EXERCISE DESCRIPTION: Retype the complete listing exactly as it appears.

SUPPLIED RECORDS:
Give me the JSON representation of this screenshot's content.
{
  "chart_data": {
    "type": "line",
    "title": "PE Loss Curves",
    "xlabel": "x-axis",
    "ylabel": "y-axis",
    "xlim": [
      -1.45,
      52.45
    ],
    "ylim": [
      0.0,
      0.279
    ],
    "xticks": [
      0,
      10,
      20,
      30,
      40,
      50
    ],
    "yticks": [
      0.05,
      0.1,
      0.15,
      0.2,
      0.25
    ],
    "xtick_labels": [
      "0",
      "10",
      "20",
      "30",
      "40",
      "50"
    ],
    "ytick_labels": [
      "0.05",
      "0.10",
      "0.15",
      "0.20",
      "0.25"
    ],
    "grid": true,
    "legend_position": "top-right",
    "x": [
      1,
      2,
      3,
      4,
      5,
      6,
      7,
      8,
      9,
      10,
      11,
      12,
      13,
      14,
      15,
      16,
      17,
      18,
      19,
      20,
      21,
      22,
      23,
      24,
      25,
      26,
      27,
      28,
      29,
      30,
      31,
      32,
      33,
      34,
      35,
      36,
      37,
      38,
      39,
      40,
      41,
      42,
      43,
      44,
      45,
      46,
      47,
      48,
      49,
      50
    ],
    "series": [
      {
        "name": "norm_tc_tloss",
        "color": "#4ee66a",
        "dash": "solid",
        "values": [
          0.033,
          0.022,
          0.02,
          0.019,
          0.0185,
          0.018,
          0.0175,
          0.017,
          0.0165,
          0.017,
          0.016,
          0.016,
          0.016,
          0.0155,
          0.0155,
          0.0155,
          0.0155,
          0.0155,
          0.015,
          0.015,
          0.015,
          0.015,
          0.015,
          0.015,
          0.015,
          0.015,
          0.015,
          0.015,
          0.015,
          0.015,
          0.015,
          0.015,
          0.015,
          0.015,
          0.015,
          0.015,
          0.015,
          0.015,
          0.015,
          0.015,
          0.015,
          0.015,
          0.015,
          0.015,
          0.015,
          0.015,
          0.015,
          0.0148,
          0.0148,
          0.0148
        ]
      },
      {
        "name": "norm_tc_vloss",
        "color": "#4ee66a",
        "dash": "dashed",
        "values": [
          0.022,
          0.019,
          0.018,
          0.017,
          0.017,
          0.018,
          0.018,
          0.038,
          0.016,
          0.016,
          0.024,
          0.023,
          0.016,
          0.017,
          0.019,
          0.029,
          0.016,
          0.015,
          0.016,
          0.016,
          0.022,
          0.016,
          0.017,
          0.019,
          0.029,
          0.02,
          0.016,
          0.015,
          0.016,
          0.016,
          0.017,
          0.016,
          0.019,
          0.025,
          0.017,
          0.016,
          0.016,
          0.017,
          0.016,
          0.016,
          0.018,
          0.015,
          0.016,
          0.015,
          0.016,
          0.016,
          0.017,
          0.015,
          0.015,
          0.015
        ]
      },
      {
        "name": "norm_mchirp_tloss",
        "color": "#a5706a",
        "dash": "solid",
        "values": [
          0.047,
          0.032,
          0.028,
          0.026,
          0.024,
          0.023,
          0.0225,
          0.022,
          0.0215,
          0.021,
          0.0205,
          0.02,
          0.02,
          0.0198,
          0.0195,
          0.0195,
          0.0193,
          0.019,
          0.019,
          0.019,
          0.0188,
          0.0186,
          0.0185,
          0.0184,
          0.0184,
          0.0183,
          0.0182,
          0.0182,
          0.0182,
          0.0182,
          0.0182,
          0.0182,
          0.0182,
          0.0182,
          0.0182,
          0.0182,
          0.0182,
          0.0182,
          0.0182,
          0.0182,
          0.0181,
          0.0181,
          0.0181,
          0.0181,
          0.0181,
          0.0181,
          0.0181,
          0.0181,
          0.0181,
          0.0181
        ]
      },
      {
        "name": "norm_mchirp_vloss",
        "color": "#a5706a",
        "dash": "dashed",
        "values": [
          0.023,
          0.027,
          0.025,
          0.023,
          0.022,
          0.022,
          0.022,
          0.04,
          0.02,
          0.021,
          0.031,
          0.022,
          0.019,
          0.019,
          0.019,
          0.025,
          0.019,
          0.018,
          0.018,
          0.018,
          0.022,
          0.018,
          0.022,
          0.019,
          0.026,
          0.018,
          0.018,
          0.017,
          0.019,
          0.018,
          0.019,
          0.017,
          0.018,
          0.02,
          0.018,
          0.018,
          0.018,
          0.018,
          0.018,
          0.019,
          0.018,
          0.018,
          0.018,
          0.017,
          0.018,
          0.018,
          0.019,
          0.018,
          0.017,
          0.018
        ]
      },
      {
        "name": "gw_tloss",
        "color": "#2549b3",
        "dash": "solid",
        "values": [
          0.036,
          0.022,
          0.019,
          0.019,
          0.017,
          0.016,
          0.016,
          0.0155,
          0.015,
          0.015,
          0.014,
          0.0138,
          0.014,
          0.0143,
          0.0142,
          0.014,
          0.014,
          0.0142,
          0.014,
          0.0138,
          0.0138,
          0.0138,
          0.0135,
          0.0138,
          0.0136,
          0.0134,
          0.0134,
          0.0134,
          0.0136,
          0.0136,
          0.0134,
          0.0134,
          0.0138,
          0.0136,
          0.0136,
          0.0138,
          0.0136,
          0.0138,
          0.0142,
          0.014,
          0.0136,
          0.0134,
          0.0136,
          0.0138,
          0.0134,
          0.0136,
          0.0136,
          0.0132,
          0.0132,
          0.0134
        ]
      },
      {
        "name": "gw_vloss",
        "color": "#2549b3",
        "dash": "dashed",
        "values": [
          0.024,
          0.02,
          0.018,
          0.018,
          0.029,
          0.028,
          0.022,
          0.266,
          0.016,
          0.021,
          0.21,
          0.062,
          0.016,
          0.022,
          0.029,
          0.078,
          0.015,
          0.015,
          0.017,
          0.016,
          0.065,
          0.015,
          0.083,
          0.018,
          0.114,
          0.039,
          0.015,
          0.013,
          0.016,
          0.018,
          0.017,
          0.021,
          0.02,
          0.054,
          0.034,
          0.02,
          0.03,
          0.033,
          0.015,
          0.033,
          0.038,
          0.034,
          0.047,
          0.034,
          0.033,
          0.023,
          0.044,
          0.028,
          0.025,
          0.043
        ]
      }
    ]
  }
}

EXPECTED OUTPUT:
Give me the JSON representation of this screenshot's content.
{
  "chart_data": {
    "type": "line",
    "title": "PE Loss Curves",
    "xlabel": "x-axis",
    "ylabel": "y-axis",
    "xlim": [
      -1.45,
      52.45
    ],
    "ylim": [
      0.0,
      0.279
    ],
    "xticks": [
      0,
      10,
      20,
      30,
      40,
      50
    ],
    "yticks": [
      0.05,
      0.1,
      0.15,
      0.2,
      0.25
    ],
    "xtick_labels": [
      "0",
      "10",
      "20",
      "30",
      "40",
      "50"
    ],
    "ytick_labels": [
      "0.05",
      "0.10",
      "0.15",
      "0.20",
      "0.25"
    ],
    "grid": true,
    "legend_position": "top-right",
    "x": [
      1,
      2,
      3,
      4,
      5,
      6,
      7,
      8,
      9,
      10,
      11,
      12,
      13,
      14,
      15,
      16,
      17,
      18,
      19,
      20,
      21,
      22,
      23,
      24,
      25,
      26,
      27,
      28,
      29,
      30,
      31,
      32,
      33,
      34,
      35,
      36,
      37,
      38,
      39,
      40,
      41,
      42,
      43,
      44,
      45,
      46,
      47,
      48,
      49,
      50
    ],
    "series": [
      {
        "name": "norm_tc_tloss",
        "color": "#4ee66a",
        "dash": "solid",
        "values": [
          0.033,
          0.022,
          0.02,
          0.019,
          0.0185,
          0.018,
          0.0175,
          0.017,
          0.0165,
          0.017,
          0.016,
          0.016,
          0.016,
          0.0155,
          0.0155,
          0.0155,
          0.0155,
          0.0155,
          0.015,
          0.015,
          0.015,
          0.015,
          0.015,
          0.015,
          0.015,
          0.015,
          0.015,
          0.015,
          0.015,
          0.015,
          0.015,
          0.015,
          0.015,
          0.015,
          0.015,
          0.015,
          0.015,
          0.015,
          0.015,
          0.015,
          0.015,
          0.015,
          0.015,
          0.015,
          0.015,
          0.015,
          0.015,
          0.0148,
          0.0148,
          0.0148
        ]
      },
      {
        "name": "norm_tc_vloss",
        "color": "#4ee66a",
        "dash": "dashed",
        "values": [
          0.022,
          0.019,
          0.018,
          0.017,
          0.017,
          0.018,
          0.018,
          0.038,
          0.016,
          0.016,
          0.024,
          0.023,
          0.016,
          0.017,
          0.019,
          0.029,
          0.016,
          0.015,
          0.016,
          0.016,
          0.022,
          0.016,
          0.017,
          0.019,
          0.029,
          0.02,
          0.016,
          0.015,
          0.016,
          0.016,
          0.017,
          0.016,
          0.019,
          0.025,
          0.017,
          0.016,
          0.016,
          0.017,
          0.016,
          0.016,
          0.018,
          0.015,
          0.016,
          0.015,
          0.016,
          0.016,
          0.017,
          0.015,
          0.015,
          0.015
        ]
      },
      {
        "name": "norm_mchirp_tloss",
        "color": "#a5706a",
        "dash": "solid",
        "values": [
          0.047,
          0.032,
          0.028,
          0.026,
          0.024,
          0.023,
          0.0225,
          0.022,
          0.0215,
          0.021,
          0.0205,
          0.02,
          0.02,
          0.0198,
          0.0195,
          0.0195,
          0.0193,
          0.019,
          0.019,
          0.019,
          0.0188,
          0.0186,
          0.0185,
          0.0184,
          0.0184,
          0.0183,
          0.0182,
          0.0182,
          0.0182,
          0.0182,
          0.0182,
          0.0182,
          0.0182,
          0.0182,
          0.0182,
          0.0182,
          0.0182,
          0.0182,
          0.0182,
          0.0182,
          0.0181,
          0.0181,
          0.0181,
          0.0181,
          0.0181,
          0.0181,
          0.0181,
          0.0181,
          0.0181,
          0.0181
        ]
      },
      {
        "name": "norm_mchirp_vloss",
        "color": "#a5706a",
        "dash": "dashed",
        "values": [
          0.023,
          0.027,
          0.025,
          0.023,
          0.022,
          0.022,
          0.022,
          0.04,
          0.02,
          0.021,
          0.031,
          0.022,
          0.019,
          0.019,
          0.019,
          0.025,
          0.019,
          0.018,
          0.018,
          0.018,
          0.022,
          0.018,
          0.022,
          0.019,
          0.026,
          0.018,
          0.018,
          0.017,
          0.019,
          0.018,
          0.019,
          0.017,
          0.018,
          0.02,
          0.018,
          0.018,
          0.018,
          0.018,
          0.018,
          0.019,
          0.018,
          0.018,
          0.018,
          0.017,
          0.018,
          0.018,
          0.019,
          0.018,
          0.017,
          0.018
        ]
      },
      {
        "name": "gw_tloss",
        "color": "#2549b3",
        "dash": "solid",
        "values": [
          0.036,
          0.022,
          0.019,
          0.019,
          0.017,
          0.016,
          0.016,
          0.0155,
          0.015,
          0.015,
          0.014,
          0.0138,
          0.014,
          0.0143,
          0.0142,
          0.014,
          0.014,
          0.0142,
          0.014,
          0.0138,
          0.0138,
          0.0138,
          0.0135,
          0.0138,
          0.0136,
          0.0134,
          0.0134,
          0.0134,
          0.0136,
          0.0136,
          0.0134,
          0.0134,
          0.0138,
          0.0136,
          0.0136,
          0.0138,
          0.0136,
          0.0138,
          0.0142,
          0.014,
          0.0136,
          0.0134,
          0.0136,
          0.0138,
          0.0134,
          0.0136,
          0.0136,
          0.0132,
          0.0132,
          0.0134
        ]
      },
      {
        "name": "gw_vloss",
        "color": "#2549b3",
        "dash": "dashed",
        "values": [
          0.024,
          0.02,
          0.018,
          0.018,
          0.029,
          0.028,
          0.022,
          0.266,
          0.016,
          0.021,
          0.21,
          0.062,
          0.016,
          0.022,
          0.029,
          0.078,
          0.015,
          0.015,
          0.017,
          0.016,
          0.065,
          0.015,
          0.083,
          0.018,
          0.114,
          0.039,
          0.015,
          0.013,
          0.016,
          0.018,
          0.017,
          0.021,
          0.02,
          0.054,
          0.034,
          0.02,
          0.03,
          0.033,
          0.015,
          0.033,
          0.038,
          0.034,
          0.047,
          0.034,
          0.033,
          0.023,
          0.044,
          0.028,
          0.025,
          0.043
        ]
      }
    ]
  }
}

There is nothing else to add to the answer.